## START GIVEN PASSAGE

Warning: contains topics that may cause an uneasy feeling. Advised to not read at night or rather with someone when easily feeling unsettled.
Ireland has many buildings that behold ghost stories, or well, paranormal ones. I’ve always been interested in such stories, including abandoned buildings. Sure, the question will always be the same: are such stories true? Multiple buildings have been visited by paranormal scientists, and they said it was true. In several parts, I’ll be telling all paranormal stories and the history of Ireland’s buildings! Today: part 3!
1. Kilmainham Gaol
Prisons have quite a famous name when it comes to being haunted. And so, Ireland’s most famous prison is not exception. Kilmainham Gaol opened in 1796 in Dublin. It’s the prison where the leaders of the 1916 Easter Rising were held and subsequently executed by firing squad. The building was shut down in 1924. They restored it in the 1960s and is now a museum, said to be haunted by both former inmates and evil wardens. During its restoration, caretaker Dan McGill reported that lights turned on and off in the prison chapel. And during that same time period, a man who painted the dungeon area, experienced a powerful gust of wind, which blew him against the wall. He managed to fight his way out and came out with an ashen face and shaking hands. Another worker was decorating the 1916 memorial corridor when he heard heavy footsteps climbing the stone stairs, walking up behind him. When he turned around, there was no one there. The footsteps continued right past him. Several children who went on a tour stopped at the threshold of the prison and refused to go any further.
2. Charleville Castle
This castle was built in 1798 for the first Earl of Charleville William Bury and his family. The castle remained in the family until 1963, when Colonel Charles Howard Bury suddenly fell dead. Today, a woman named Bridget Vance owns it and wants to restore the castle. The workers say construction awakened the spirits. They report having heard strange whispering and classical music throughout the castle. Many also heard the sounds of children playing in a room of the castle, which was once a nursery. A little girl named Harriet died a tragic death at Charleville while playing in the stairwell in the early 1800s. Her ghost is seen in this stairwell as people said they felt a cold brush of wind brush past them as they descend these steps. The little girl can be heard in the rooms around the castle, moving furniture while giggling and talking. Also, the castle is said to have been built on an ancient druid stomping ground. The Vance family reports said they saw ghostly hooded figures walking around the grounds.

## END GIVEN PASSAGE
## START RECORDED INFORMATION

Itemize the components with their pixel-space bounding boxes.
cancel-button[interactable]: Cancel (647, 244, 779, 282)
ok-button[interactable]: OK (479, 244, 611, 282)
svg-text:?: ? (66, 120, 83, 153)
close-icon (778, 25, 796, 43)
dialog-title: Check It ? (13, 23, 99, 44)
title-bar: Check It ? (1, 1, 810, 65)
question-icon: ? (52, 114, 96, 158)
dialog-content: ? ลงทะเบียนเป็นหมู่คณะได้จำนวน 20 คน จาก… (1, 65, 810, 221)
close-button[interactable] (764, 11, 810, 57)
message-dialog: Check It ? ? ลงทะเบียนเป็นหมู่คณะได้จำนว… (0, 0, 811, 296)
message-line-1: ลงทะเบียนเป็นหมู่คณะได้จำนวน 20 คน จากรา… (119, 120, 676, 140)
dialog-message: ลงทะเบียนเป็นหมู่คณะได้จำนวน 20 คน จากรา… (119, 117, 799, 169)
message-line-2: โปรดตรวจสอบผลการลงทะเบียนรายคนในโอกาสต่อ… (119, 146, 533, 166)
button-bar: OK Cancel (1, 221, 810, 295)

## END RECORDED INFORMATION

**WHAT THE TASK ASKS:** Reproduce the portion of the passage on haunted Irish buildings starting at "Ireland has many" and ending at "Today: part 3!".

**TASK ANSWER:**
Ireland has many buildings that behold ghost stories, or well, paranormal ones. I’ve always been interested in such stories, including abandoned buildings. Sure, the question will always be the same: are such stories true? Multiple buildings have been visited by paranormal scientists, and they said it was true. In several parts, I’ll be telling all paranormal stories and the history of Ireland’s buildings! Today: part 3!